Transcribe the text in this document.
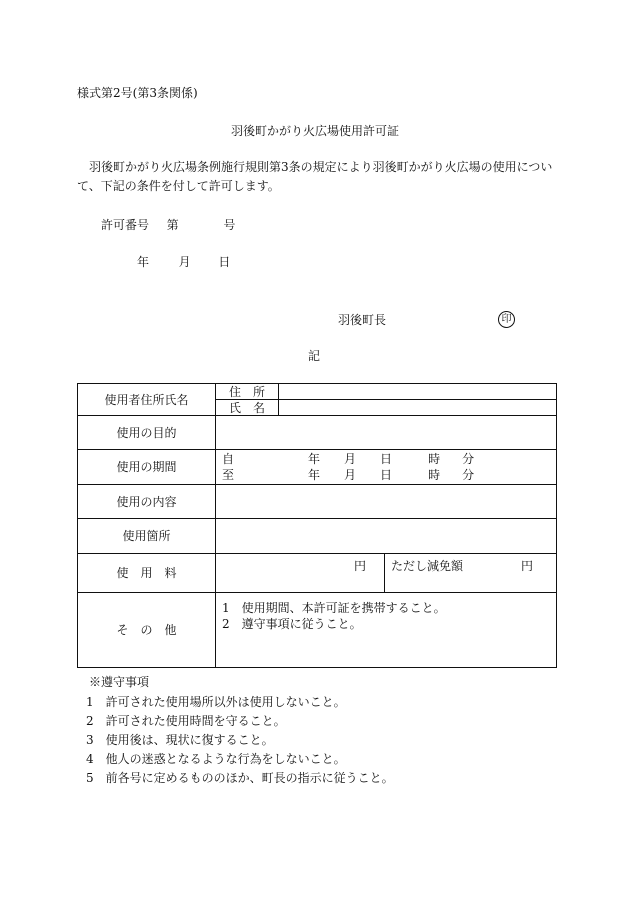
様式第2号(第3条関係)
羽後町かがり火広場使用許可証
羽後町かがり火広場条例施行規則第3条の規定により羽後町かがり火広場の使用につい
て、下記の条件を付して許可します。
許可番号 第	号
年 月 日
羽後町長	印
記
使用者住所氏名	住　所		
	氏　名		
使用の目的			
使用の期間	自 年 月 日 時 分
至 年 月 日 時 分		

使用の内容			
使用箇所			
使　用　料	円		ただし減免額 円
そ　の　他	1　使用期間、本許可証を携帯すること。
2　遵守事項に従うこと。		
※遵守事項
1　許可された使用場所以外は使用しないこと。
2　許可された使用時間を守ること。
3　使用後は、現状に復すること。
4　他人の迷惑となるような行為をしないこと。
5　前各号に定めるもののほか、町長の指示に従うこと。
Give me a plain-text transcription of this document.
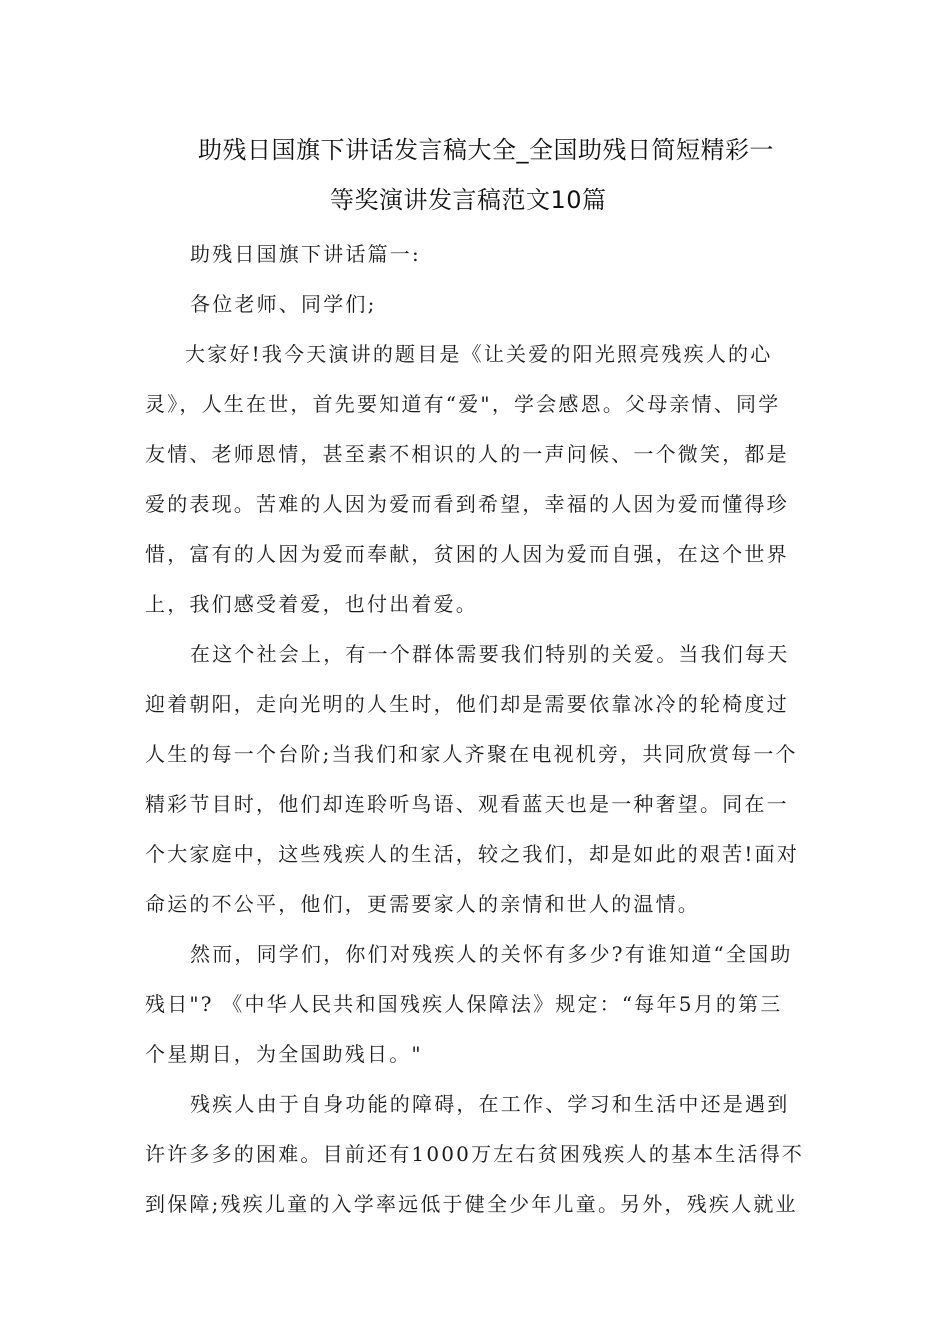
助残日国旗下讲话发言稿大全_全国助残日简短精彩一
等奖演讲发言稿范文10篇
助残日国旗下讲话篇一:
各位老师、同学们;
大家好!我今天演讲的题目是《让关爱的阳光照亮残疾人的心
灵》，人生在世，首先要知道有“爱"，学会感恩。父母亲情、同学
友情、老师恩情，甚至素不相识的人的一声问候、一个微笑，都是
爱的表现。苦难的人因为爱而看到希望，幸福的人因为爱而懂得珍
惜，富有的人因为爱而奉献，贫困的人因为爱而自强，在这个世界
上，我们感受着爱，也付出着爱。
在这个社会上，有一个群体需要我们特别的关爱。当我们每天
迎着朝阳，走向光明的人生时，他们却是需要依靠冰冷的轮椅度过
人生的每一个台阶;当我们和家人齐聚在电视机旁，共同欣赏每一个
精彩节目时，他们却连聆听鸟语、观看蓝天也是一种奢望。同在一
个大家庭中，这些残疾人的生活，较之我们，却是如此的艰苦!面对
命运的不公平，他们，更需要家人的亲情和世人的温情。
然而，同学们，你们对残疾人的关怀有多少?有谁知道“全国助
残日"? 《中华人民共和国残疾人保障法》规定：“每年5月的第三
个星期日，为全国助残日。"
残疾人由于自身功能的障碍，在工作、学习和生活中还是遇到
许许多多的困难。目前还有1000万左右贫困残疾人的基本生活得不
到保障;残疾儿童的入学率远低于健全少年儿童。另外，残疾人就业
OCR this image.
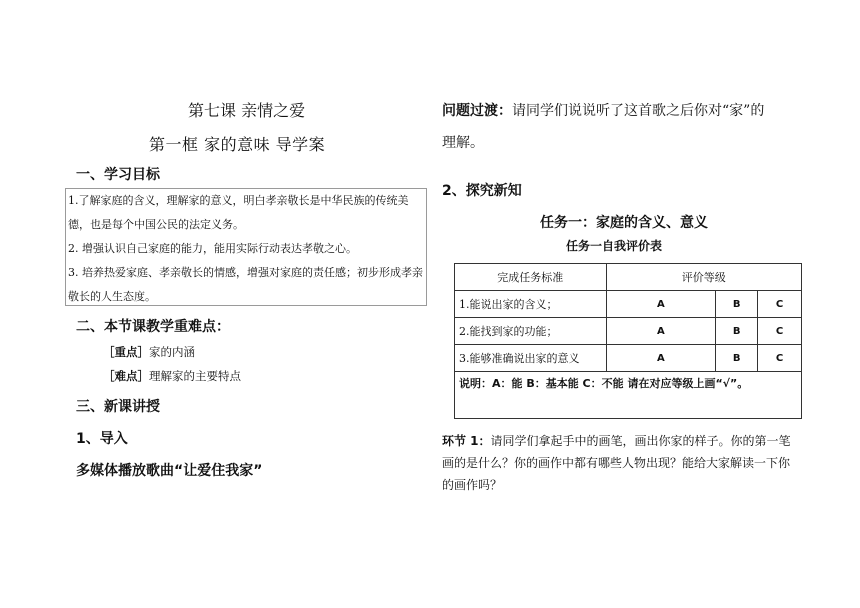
第七课 亲情之爱
第一框 家的意味 导学案
一、学习目标
1.了解家庭的含义，理解家的意义，明白孝亲敬长是中华民族的传统美德，也是每个中国公民的法定义务。
2. 增强认识自己家庭的能力，能用实际行动表达孝敬之心。
3. 培养热爱家庭、孝亲敬长的情感，增强对家庭的责任感；初步形成孝亲敬长的人生态度。
二、本节课教学重难点：
［重点］家的内涵
［难点］理解家的主要特点
三、新课讲授
1、导入
多媒体播放歌曲“让爱住我家”
问题过渡：请同学们说说听了这首歌之后你对“家”的
理解。
2、探究新知
任务一：家庭的含义、意义
任务一自我评价表
完成任务标准	评价等级		
1.能说出家的含义；	A	B	C
2.能找到家的功能；	A	B	C
3.能够准确说出家的意义	A	B	C
说明：A：能 B：基本能 C：不能 请在对应等级上画“√”。			
环节 1：请同学们拿起手中的画笔，画出你家的样子。你的第一笔画的是什么？你的画作中都有哪些人物出现？能给大家解读一下你的画作吗？
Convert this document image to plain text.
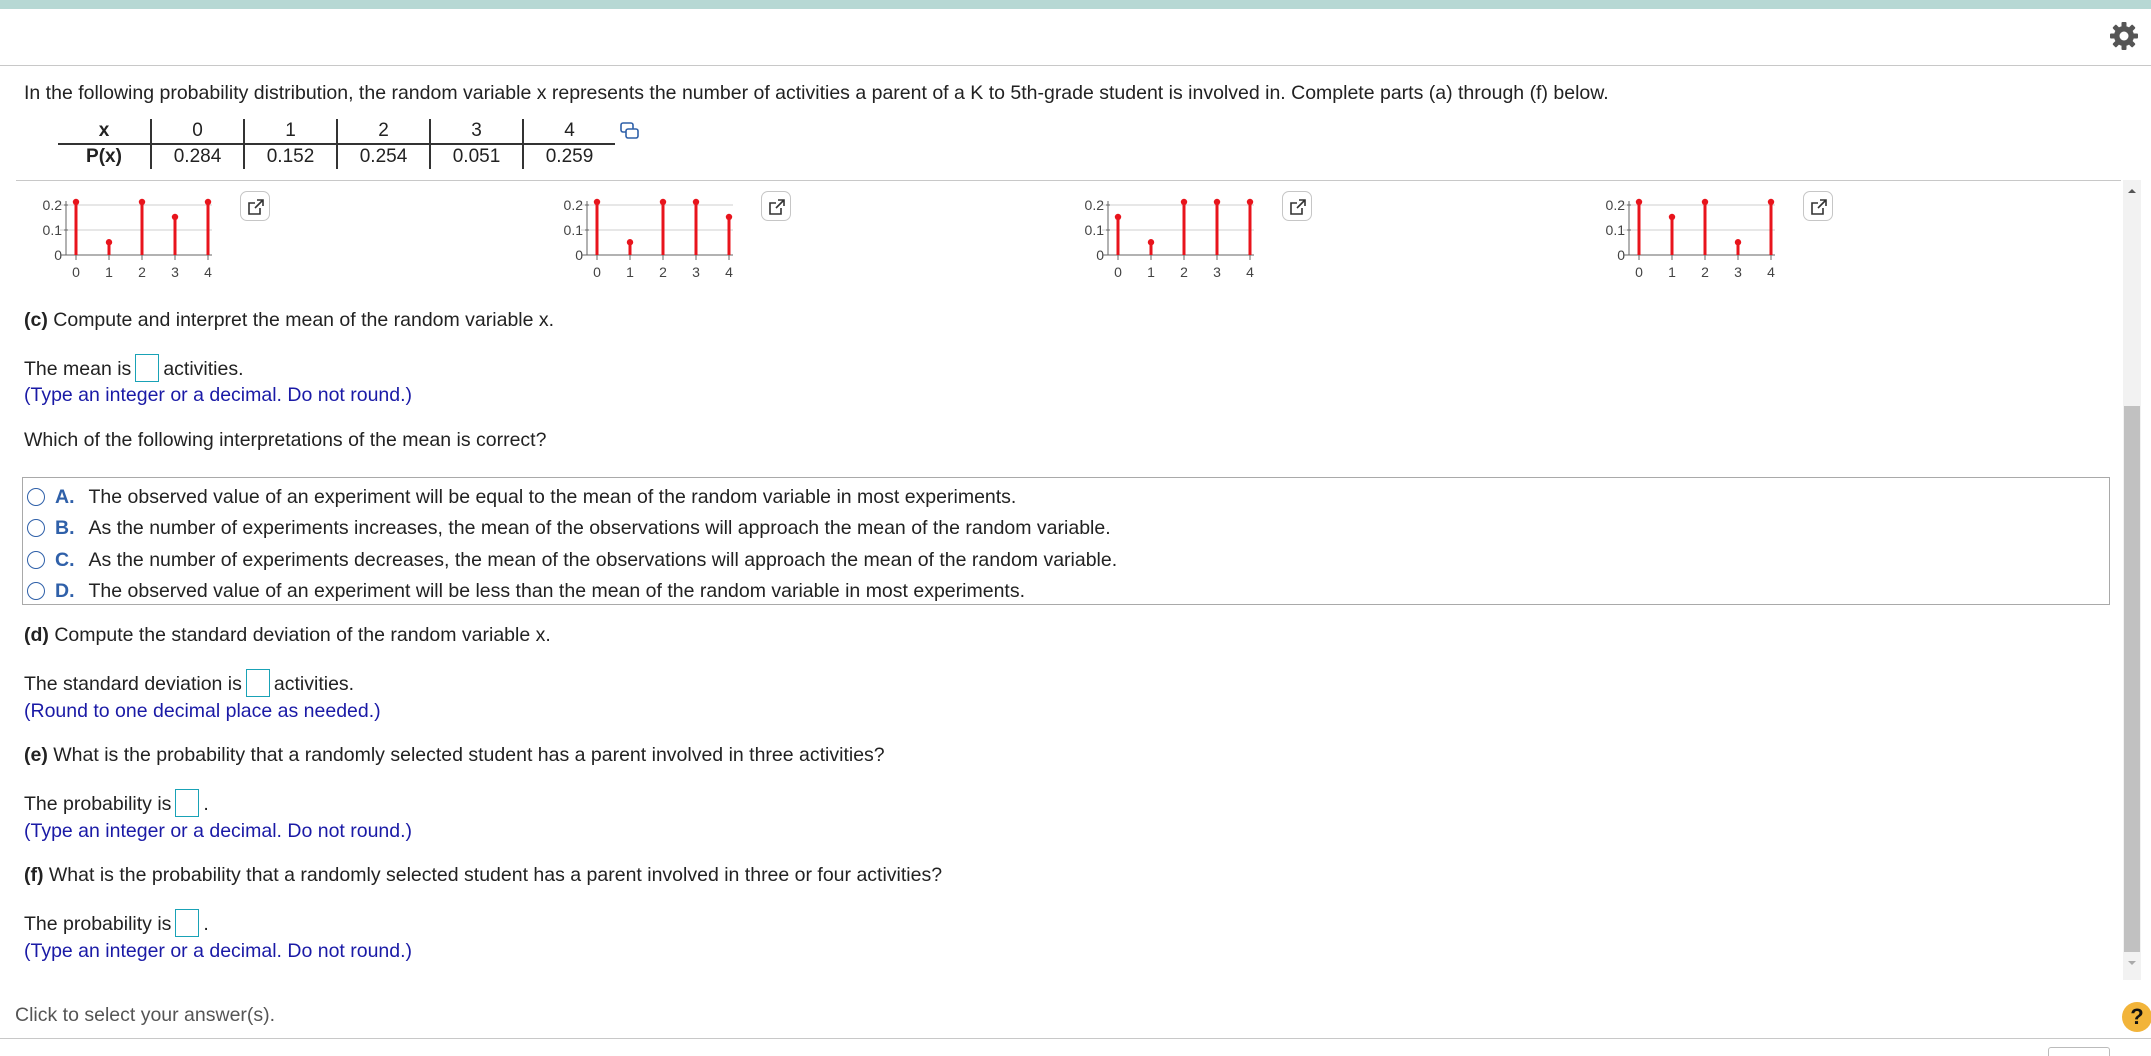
In the following probability distribution, the random variable x represents the number of activities a parent of a K to 5th-grade student is involved in. Complete parts (a) through (f) below.
x	0	1	2	3	4
P(x)	0.284	0.152	0.254	0.051	0.259
0.2
0.1
0
0 1 2 3 4
0.2
0.1
0
0 1 2 3 4
0.2
0.1
0
0 1 2 3 4
0.2
0.1
0
0 1 2 3 4
(c) Compute and interpret the mean of the random variable x.
The mean is activities.
(Type an integer or a decimal. Do not round.)
Which of the following interpretations of the mean is correct?
A. The observed value of an experiment will be equal to the mean of the random variable in most experiments.
B. As the number of experiments increases, the mean of the observations will approach the mean of the random variable.
C. As the number of experiments decreases, the mean of the observations will approach the mean of the random variable.
D. The observed value of an experiment will be less than the mean of the random variable in most experiments.
(d) Compute the standard deviation of the random variable x.
The standard deviation is activities.
(Round to one decimal place as needed.)
(e) What is the probability that a randomly selected student has a parent involved in three activities?
The probability is .
(Type an integer or a decimal. Do not round.)
(f) What is the probability that a randomly selected student has a parent involved in three or four activities?
The probability is .
(Type an integer or a decimal. Do not round.)
Click to select your answer(s).	?
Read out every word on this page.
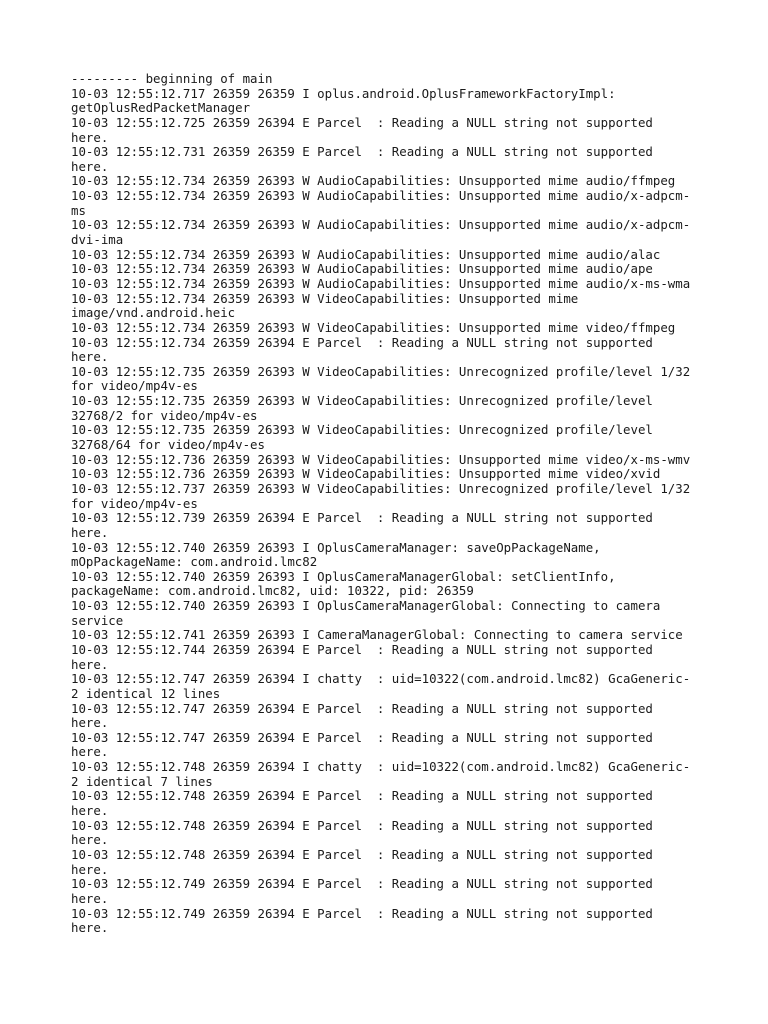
--------- beginning of main
10-03 12:55:12.717 26359 26359 I oplus.android.OplusFrameworkFactoryImpl:
getOplusRedPacketManager
10-03 12:55:12.725 26359 26394 E Parcel  : Reading a NULL string not supported
here.
10-03 12:55:12.731 26359 26359 E Parcel  : Reading a NULL string not supported
here.
10-03 12:55:12.734 26359 26393 W AudioCapabilities: Unsupported mime audio/ffmpeg
10-03 12:55:12.734 26359 26393 W AudioCapabilities: Unsupported mime audio/x-adpcm-
ms
10-03 12:55:12.734 26359 26393 W AudioCapabilities: Unsupported mime audio/x-adpcm-
dvi-ima
10-03 12:55:12.734 26359 26393 W AudioCapabilities: Unsupported mime audio/alac
10-03 12:55:12.734 26359 26393 W AudioCapabilities: Unsupported mime audio/ape
10-03 12:55:12.734 26359 26393 W AudioCapabilities: Unsupported mime audio/x-ms-wma
10-03 12:55:12.734 26359 26393 W VideoCapabilities: Unsupported mime
image/vnd.android.heic
10-03 12:55:12.734 26359 26393 W VideoCapabilities: Unsupported mime video/ffmpeg
10-03 12:55:12.734 26359 26394 E Parcel  : Reading a NULL string not supported
here.
10-03 12:55:12.735 26359 26393 W VideoCapabilities: Unrecognized profile/level 1/32
for video/mp4v-es
10-03 12:55:12.735 26359 26393 W VideoCapabilities: Unrecognized profile/level
32768/2 for video/mp4v-es
10-03 12:55:12.735 26359 26393 W VideoCapabilities: Unrecognized profile/level
32768/64 for video/mp4v-es
10-03 12:55:12.736 26359 26393 W VideoCapabilities: Unsupported mime video/x-ms-wmv
10-03 12:55:12.736 26359 26393 W VideoCapabilities: Unsupported mime video/xvid
10-03 12:55:12.737 26359 26393 W VideoCapabilities: Unrecognized profile/level 1/32
for video/mp4v-es
10-03 12:55:12.739 26359 26394 E Parcel  : Reading a NULL string not supported
here.
10-03 12:55:12.740 26359 26393 I OplusCameraManager: saveOpPackageName,
mOpPackageName: com.android.lmc82
10-03 12:55:12.740 26359 26393 I OplusCameraManagerGlobal: setClientInfo,
packageName: com.android.lmc82, uid: 10322, pid: 26359
10-03 12:55:12.740 26359 26393 I OplusCameraManagerGlobal: Connecting to camera
service
10-03 12:55:12.741 26359 26393 I CameraManagerGlobal: Connecting to camera service
10-03 12:55:12.744 26359 26394 E Parcel  : Reading a NULL string not supported
here.
10-03 12:55:12.747 26359 26394 I chatty  : uid=10322(com.android.lmc82) GcaGeneric-
2 identical 12 lines
10-03 12:55:12.747 26359 26394 E Parcel  : Reading a NULL string not supported
here.
10-03 12:55:12.747 26359 26394 E Parcel  : Reading a NULL string not supported
here.
10-03 12:55:12.748 26359 26394 I chatty  : uid=10322(com.android.lmc82) GcaGeneric-
2 identical 7 lines
10-03 12:55:12.748 26359 26394 E Parcel  : Reading a NULL string not supported
here.
10-03 12:55:12.748 26359 26394 E Parcel  : Reading a NULL string not supported
here.
10-03 12:55:12.748 26359 26394 E Parcel  : Reading a NULL string not supported
here.
10-03 12:55:12.749 26359 26394 E Parcel  : Reading a NULL string not supported
here.
10-03 12:55:12.749 26359 26394 E Parcel  : Reading a NULL string not supported
here.
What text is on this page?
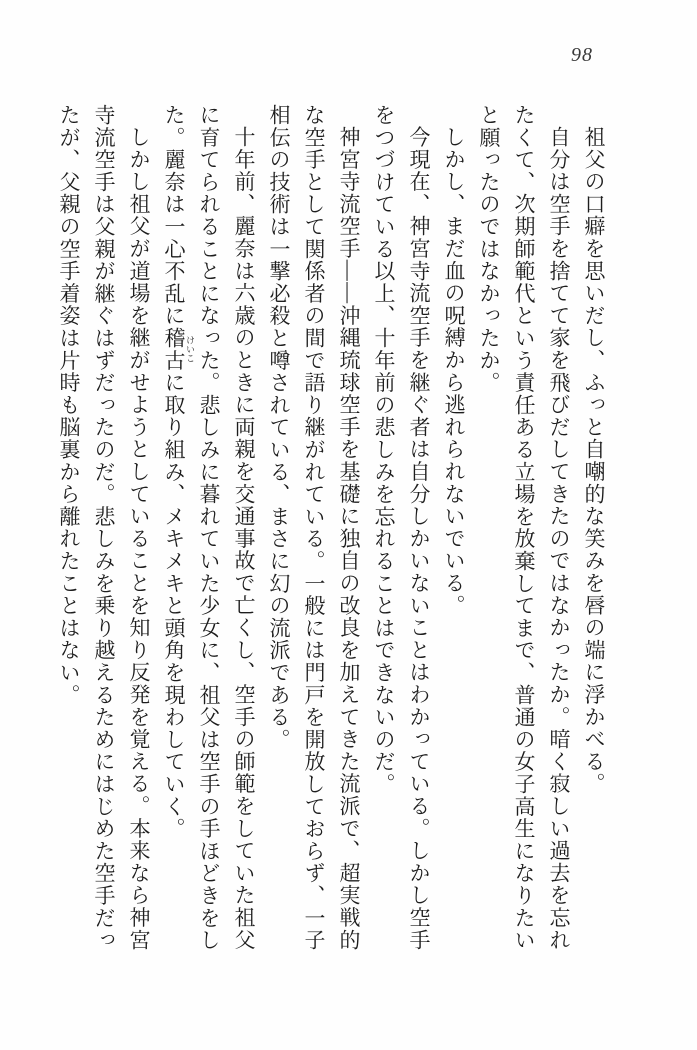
98

祖父の口癖を思いだし、ふっと自嘲的な笑みを唇の端に浮かべる。

自分は空手を捨てて家を飛びだしてきたのではなかったか。暗く寂しい過去を忘れたくて、次期師範代という責任ある立場を放棄してまで、普通の女子高生になりたいと願ったのではなかったか。

しかし、まだ血の呪縛から逃れられないでいる。

今現在、神宮寺流空手を継ぐ者は自分しかいないことはわかっている。しかし空手をつづけている以上、十年前の悲しみを忘れることはできないのだ。

神宮寺流空手――沖縄琉球空手を基礎に独自の改良を加えてきた流派で、超実戦的な空手として関係者の間で語り継がれている。一般には門戸を開放しておらず、一子相伝の技術は一撃必殺と噂されている、まさに幻の流派である。

十年前、麗奈は六歳のときに両親を交通事故で亡くし、空手の師範をしていた祖父に育てられることになった。悲しみに暮れていた少女に、祖父は空手の手ほどきをした。麗奈は一心不乱に稽古 けいこに取り組み、メキメキと頭角を現わしていく。

しかし祖父が道場を継がせようとしていることを知り反発を覚える。本来なら神宮寺流空手は父親が継ぐはずだったのだ。悲しみを乗り越えるためにはじめた空手だったが、父親の空手着姿は片時も脳裏から離れたことはない。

* WHAT TO DO
Give only the number of lines in the entries above that contain the string "Unsupported".

* OUTPUT OF THE EXERCISE
10